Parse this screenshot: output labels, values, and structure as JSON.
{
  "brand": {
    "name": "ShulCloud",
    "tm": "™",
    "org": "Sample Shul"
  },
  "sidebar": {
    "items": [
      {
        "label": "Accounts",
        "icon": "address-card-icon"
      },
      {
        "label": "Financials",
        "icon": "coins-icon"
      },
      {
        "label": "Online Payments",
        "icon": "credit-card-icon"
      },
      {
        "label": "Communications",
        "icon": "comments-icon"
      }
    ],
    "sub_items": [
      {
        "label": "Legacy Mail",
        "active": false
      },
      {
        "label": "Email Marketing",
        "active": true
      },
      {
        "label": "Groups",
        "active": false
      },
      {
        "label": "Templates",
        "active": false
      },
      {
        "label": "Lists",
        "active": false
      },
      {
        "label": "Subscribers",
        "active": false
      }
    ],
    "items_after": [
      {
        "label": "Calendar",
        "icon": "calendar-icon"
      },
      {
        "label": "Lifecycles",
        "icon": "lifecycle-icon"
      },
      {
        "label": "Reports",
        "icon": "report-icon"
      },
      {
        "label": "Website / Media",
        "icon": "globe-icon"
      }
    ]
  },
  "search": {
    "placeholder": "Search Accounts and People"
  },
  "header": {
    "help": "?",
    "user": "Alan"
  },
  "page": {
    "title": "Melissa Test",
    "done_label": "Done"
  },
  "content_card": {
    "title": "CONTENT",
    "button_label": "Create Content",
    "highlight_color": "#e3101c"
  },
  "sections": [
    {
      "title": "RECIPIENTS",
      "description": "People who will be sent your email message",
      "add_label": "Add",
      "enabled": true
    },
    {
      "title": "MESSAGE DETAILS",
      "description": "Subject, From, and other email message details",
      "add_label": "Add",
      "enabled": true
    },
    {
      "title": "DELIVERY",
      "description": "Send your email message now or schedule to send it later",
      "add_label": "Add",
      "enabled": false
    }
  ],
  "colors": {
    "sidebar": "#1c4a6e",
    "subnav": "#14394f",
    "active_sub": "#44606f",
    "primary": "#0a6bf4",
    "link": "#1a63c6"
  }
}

__Task to carry out__
Determine how many lines of the records above contain the word "People", and report only that number.

__Task solution__
2